── Dataset ──

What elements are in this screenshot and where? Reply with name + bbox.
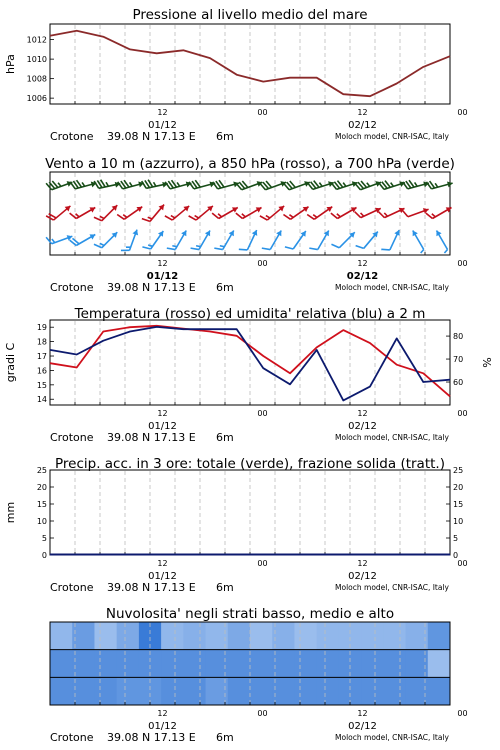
place-name: Crotone xyxy=(50,281,94,294)
cloud-cell xyxy=(228,622,251,650)
elevation: 6m xyxy=(216,731,234,744)
hour-label: 00 xyxy=(257,409,268,418)
barb-tick xyxy=(94,217,102,221)
cloud-cell xyxy=(250,677,273,705)
hour-label: 12 xyxy=(357,709,368,718)
barb-half-tick xyxy=(58,183,61,187)
cloud-cell xyxy=(361,622,384,650)
cloud-cell xyxy=(294,622,317,650)
elevation: 6m xyxy=(216,281,234,294)
cloud-cell xyxy=(50,622,73,650)
wind-barb xyxy=(331,181,357,190)
wind-barb xyxy=(355,208,381,218)
place-name: Crotone xyxy=(50,731,94,744)
barb-half-tick xyxy=(100,216,104,218)
cloud-cover-chart xyxy=(50,606,468,744)
barb-half-tick xyxy=(218,214,221,217)
barb-half-tick xyxy=(195,216,199,218)
wind-barb xyxy=(236,181,262,190)
barb-tick xyxy=(214,248,222,249)
coordinates: 39.08 N 17.13 E xyxy=(107,130,196,143)
hour-label: 12 xyxy=(357,108,368,117)
cloud-cell xyxy=(250,622,273,650)
cloud-cell xyxy=(183,650,206,678)
barb-tick xyxy=(94,244,102,248)
barb-half-tick xyxy=(148,245,152,246)
wind-barb xyxy=(239,230,257,250)
wind-barb xyxy=(379,181,405,190)
hour-label: 00 xyxy=(257,559,268,568)
barb-tick xyxy=(355,212,361,218)
wind-barb xyxy=(356,232,378,249)
barb-half-tick xyxy=(220,246,225,247)
cloud-cell xyxy=(317,677,340,705)
barb-tick xyxy=(236,213,243,218)
y-tick-label-right: 0 xyxy=(453,551,459,560)
date-label: 02/12 xyxy=(348,721,377,732)
cloud-cell xyxy=(294,650,317,678)
y-axis-label: hPa xyxy=(4,54,17,74)
elevation: 6m xyxy=(216,431,234,444)
barb-tick xyxy=(262,248,270,249)
place-name: Crotone xyxy=(50,130,94,143)
hour-label: 00 xyxy=(257,709,268,718)
wind-barb xyxy=(436,230,447,253)
hour-label: 00 xyxy=(257,108,268,117)
barb-tick xyxy=(356,246,364,249)
barb-half-tick xyxy=(337,214,340,217)
y-tick-label-right: 60 xyxy=(453,378,464,388)
wind-barb xyxy=(355,181,381,190)
wind-barb xyxy=(142,205,164,222)
wind-barb xyxy=(236,207,262,218)
wind-barb xyxy=(165,206,189,220)
wind-barb xyxy=(70,180,96,189)
y-tick-label-right: 20 xyxy=(453,483,464,492)
model-credit: Moloch model, CNR-ISAC, Italy xyxy=(335,433,449,442)
y-axis-label-left: gradi C xyxy=(4,342,17,383)
barb-half-tick xyxy=(444,250,447,253)
cloud-cell xyxy=(117,622,140,650)
cloud-cell xyxy=(361,650,384,678)
barb-tick xyxy=(212,213,219,218)
wind-barb xyxy=(331,232,354,248)
cloud-cell xyxy=(72,677,95,705)
cloud-cell xyxy=(50,650,73,678)
elevation: 6m xyxy=(216,130,234,143)
wind-barb xyxy=(262,230,282,249)
cloud-cell xyxy=(272,650,295,678)
wind-barb xyxy=(378,208,404,218)
barb-half-tick xyxy=(421,250,424,253)
y-tick-label: 1012 xyxy=(26,35,47,45)
hour-label: 12 xyxy=(157,559,168,568)
cloud-cell xyxy=(294,677,317,705)
wind-barb xyxy=(426,181,452,189)
y-tick-label-right: 25 xyxy=(453,466,464,475)
hour-label: 00 xyxy=(457,108,468,117)
hour-label: 00 xyxy=(457,259,468,268)
cloud-cell xyxy=(428,677,451,705)
wind-barb xyxy=(381,230,399,250)
cloud-cell xyxy=(161,677,184,705)
barb-half-tick xyxy=(100,243,104,245)
barb-tick xyxy=(142,247,150,249)
cloud-cell xyxy=(317,650,340,678)
wind-barb xyxy=(214,230,234,249)
barb-tick xyxy=(381,249,390,250)
elevation: 6m xyxy=(216,581,234,594)
cloud-cell xyxy=(428,650,451,678)
barb-half-tick xyxy=(171,216,175,218)
wind-barb xyxy=(413,230,424,253)
cloud-cell xyxy=(50,677,73,705)
hour-label: 00 xyxy=(457,559,468,568)
cloud-cell xyxy=(183,677,206,705)
date-label: 02/12 xyxy=(346,271,379,282)
y-tick-label-right: 15 xyxy=(453,500,464,509)
hour-label: 12 xyxy=(357,559,368,568)
chart-title: Precip. acc. in 3 ore: totale (verde), frazione solida (tratt.) xyxy=(55,456,445,472)
barb-half-tick xyxy=(76,214,79,217)
temperature-humidity-chart xyxy=(4,306,494,444)
cloud-cell xyxy=(383,622,406,650)
wind-barb xyxy=(189,180,215,189)
cloud-cell xyxy=(361,677,384,705)
date-label: 01/12 xyxy=(148,120,177,131)
date-label: 02/12 xyxy=(348,571,377,582)
wind-barb xyxy=(260,181,286,190)
wind-barb xyxy=(213,180,239,189)
wind-barb xyxy=(118,180,144,189)
y-tick-label: 1006 xyxy=(26,94,47,104)
hour-label: 12 xyxy=(157,409,168,418)
cloud-cell xyxy=(72,622,95,650)
barb-half-tick xyxy=(130,182,133,186)
barb-tick xyxy=(285,247,293,249)
barb-half-tick xyxy=(391,183,394,187)
date-label: 01/12 xyxy=(148,421,177,432)
barb-half-tick xyxy=(123,215,127,218)
barb-tick xyxy=(46,237,52,243)
barb-half-tick xyxy=(196,246,201,247)
y-tick-label: 18 xyxy=(36,337,47,347)
barb-tick xyxy=(142,219,150,222)
coordinates: 39.08 N 17.13 E xyxy=(107,581,196,594)
y-tick-label: 17 xyxy=(36,352,47,362)
barb-tick xyxy=(167,248,175,249)
barb-half-tick xyxy=(148,217,152,219)
y-tick-label: 14 xyxy=(36,395,47,405)
wind-barb xyxy=(94,205,117,221)
wind-barb xyxy=(70,234,96,245)
wind-barb xyxy=(165,180,191,189)
y-tick-label-right: 80 xyxy=(453,332,464,342)
cloud-cell xyxy=(383,677,406,705)
cloud-cell xyxy=(272,622,295,650)
y-tick-label: 15 xyxy=(36,500,47,509)
y-tick-label: 1010 xyxy=(26,55,47,65)
model-credit: Moloch model, CNR-ISAC, Italy xyxy=(335,132,449,141)
cloud-cell xyxy=(117,650,140,678)
barb-tick xyxy=(239,249,248,250)
cloud-cell xyxy=(72,650,95,678)
barb-tick xyxy=(309,248,317,249)
wind-barb xyxy=(142,180,168,189)
wind-barb xyxy=(260,206,284,220)
model-credit: Moloch model, CNR-ISAC, Italy xyxy=(335,583,449,592)
y-tick-label: 19 xyxy=(36,323,47,333)
cloud-cell xyxy=(250,650,273,678)
barb-half-tick xyxy=(106,182,108,186)
date-label: 02/12 xyxy=(348,120,377,131)
coordinates: 39.08 N 17.13 E xyxy=(107,731,196,744)
precipitation-chart xyxy=(4,456,468,594)
y-tick-label-right: 5 xyxy=(453,534,459,543)
barb-tick xyxy=(331,244,339,248)
model-credit: Moloch model, CNR-ISAC, Italy xyxy=(335,733,449,742)
barb-half-tick xyxy=(242,214,245,217)
y-axis-label-right: % xyxy=(481,357,494,368)
wind-barb xyxy=(285,231,306,249)
wind-chart xyxy=(45,156,468,294)
hour-label: 12 xyxy=(157,709,168,718)
chart-title: Nuvolosita' negli strati basso, medio e alto xyxy=(105,606,395,622)
chart-title: Pressione al livello medio del mare xyxy=(132,7,368,23)
barb-half-tick xyxy=(361,213,364,216)
wind-barb xyxy=(94,232,117,248)
date-label: 01/12 xyxy=(148,571,177,582)
y-tick-label: 0 xyxy=(41,551,47,560)
barb-half-tick xyxy=(313,215,317,218)
wind-barb xyxy=(307,181,333,190)
wind-barb xyxy=(307,207,332,220)
barb-tick xyxy=(191,248,199,249)
barb-half-tick xyxy=(343,183,346,187)
date-label: 01/12 xyxy=(148,721,177,732)
barb-half-tick xyxy=(319,183,322,187)
barb-tick xyxy=(426,213,433,218)
barb-half-tick xyxy=(154,182,156,186)
barb-half-tick xyxy=(415,182,418,186)
cloud-cell xyxy=(161,622,184,650)
cloud-cell xyxy=(94,622,117,650)
y-axis-label: mm xyxy=(4,501,17,524)
barb-half-tick xyxy=(177,182,180,186)
chart-title: Temperatura (rosso) ed umidita' relativa (blu) a 2 m xyxy=(74,306,426,322)
y-tick-label: 1008 xyxy=(26,74,47,84)
y-tick-label: 10 xyxy=(36,517,47,526)
wind-barb xyxy=(331,207,357,218)
barb-half-tick xyxy=(435,183,438,187)
barb-tick xyxy=(402,210,408,216)
cloud-cell xyxy=(183,622,206,650)
y-tick-label: 25 xyxy=(36,466,47,475)
cloud-cell xyxy=(94,677,117,705)
wind-barb xyxy=(142,231,163,249)
coordinates: 39.08 N 17.13 E xyxy=(107,281,196,294)
date-label: 01/12 xyxy=(146,271,179,282)
place-name: Crotone xyxy=(50,581,94,594)
wind-barb xyxy=(284,181,310,190)
date-label: 02/12 xyxy=(348,421,377,432)
cloud-cell xyxy=(228,677,251,705)
y-tick-label-right: 70 xyxy=(453,355,464,365)
barb-tick xyxy=(331,213,338,218)
cloud-cell xyxy=(117,677,140,705)
barb-half-tick xyxy=(289,215,293,218)
barb-half-tick xyxy=(52,239,55,243)
barb-half-tick xyxy=(266,216,270,218)
wind-barb xyxy=(117,207,142,220)
hour-label: 12 xyxy=(157,259,168,268)
wind-barb xyxy=(167,230,187,249)
cloud-cell xyxy=(228,650,251,678)
hour-label: 00 xyxy=(457,409,468,418)
wind-barb xyxy=(283,207,308,220)
cloud-cell xyxy=(94,650,117,678)
cloud-cell xyxy=(161,650,184,678)
y-tick-label-right: 10 xyxy=(453,517,464,526)
cloud-cell xyxy=(428,622,451,650)
hour-label: 00 xyxy=(257,259,268,268)
hour-label: 00 xyxy=(457,709,468,718)
hour-label: 12 xyxy=(157,108,168,117)
model-credit: Moloch model, CNR-ISAC, Italy xyxy=(335,283,449,292)
pressure-chart xyxy=(4,7,468,143)
barb-half-tick xyxy=(367,183,370,187)
y-tick-label: 15 xyxy=(36,380,47,390)
wind-barb xyxy=(94,180,120,189)
cloud-cell xyxy=(383,650,406,678)
barb-half-tick xyxy=(432,214,435,217)
cloud-cell xyxy=(272,677,295,705)
y-tick-label: 20 xyxy=(36,483,47,492)
wind-barb xyxy=(121,230,138,251)
wind-barb xyxy=(70,207,96,218)
barb-half-tick xyxy=(172,246,177,247)
barb-half-tick xyxy=(384,213,387,216)
cloud-cell xyxy=(317,622,340,650)
wind-barb xyxy=(309,230,329,249)
hour-label: 12 xyxy=(357,409,368,418)
place-name: Crotone xyxy=(50,431,94,444)
barb-tick xyxy=(378,212,384,218)
y-tick-label: 16 xyxy=(36,366,47,376)
chart-title: Vento a 10 m (azzurro), a 850 hPa (rosso), a 700 hPa (verde) xyxy=(45,156,455,172)
y-tick-label: 5 xyxy=(41,534,47,543)
hour-label: 12 xyxy=(357,259,368,268)
barb-half-tick xyxy=(82,182,85,186)
coordinates: 39.08 N 17.13 E xyxy=(107,431,196,444)
wind-barb xyxy=(189,206,213,220)
wind-barb xyxy=(426,207,452,218)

───

(Given instruction):
Give the data as a Markdown table with the columns Row and Line, numbering each line and leaving out blank lines. Begin at the line that has "place-name: Crotone xyxy=(50,281,94,294)" and stop after the line that has "barb-tick xyxy=(355,212,361,218)".

(Solution to the problem):
| Row | Line |
|---|---|
| 1 | place-name: Crotone xyxy=(50,281,94,294) |
| 2 | cloud-cell xyxy=(228,622,251,650) |
| 3 | elevation: 6m xyxy=(216,731,234,744) |
| 4 | hour-label: 00 xyxy=(257,409,268,418) |
| 5 | barb-tick xyxy=(94,217,102,221) |
| 6 | cloud-cell xyxy=(250,677,273,705) |
| 7 | hour-label: 12 xyxy=(357,709,368,718) |
| 8 | barb-half-tick xyxy=(58,183,61,187) |
| 9 | cloud-cell xyxy=(361,622,384,650) |
| 10 | cloud-cell xyxy=(294,622,317,650) |
| 11 | elevation: 6m xyxy=(216,281,234,294) |
| 12 | cloud-cell xyxy=(50,622,73,650) |
| 13 | wind-barb xyxy=(331,181,357,190) |
| 14 | wind-barb xyxy=(355,208,381,218) |
| 15 | place-name: Crotone xyxy=(50,731,94,744) |
| 16 | barb-half-tick xyxy=(100,216,104,218) |
| 17 | cloud-cover-chart xyxy=(50,606,468,744) |
| 18 | barb-half-tick xyxy=(218,214,221,217) |
| 19 | barb-half-tick xyxy=(195,216,199,218) |
| 20 | wind-barb xyxy=(236,181,262,190) |
| 21 | barb-tick xyxy=(214,248,222,249) |
| 22 | coordinates: 39.08 N 17.13 E xyxy=(107,130,196,143) |
| 23 | hour-label: 12 xyxy=(357,108,368,117) |
| 24 | cloud-cell xyxy=(250,622,273,650) |
| 25 | cloud-cell xyxy=(183,650,206,678) |
| 26 | barb-tick xyxy=(94,244,102,248) |
| 27 | barb-half-tick xyxy=(148,245,152,246) |
| 28 | wind-barb xyxy=(239,230,257,250) |
| 29 | wind-barb xyxy=(379,181,405,190) |
| 30 | hour-label: 00 xyxy=(257,559,268,568) |
| 31 | barb-tick xyxy=(355,212,361,218) |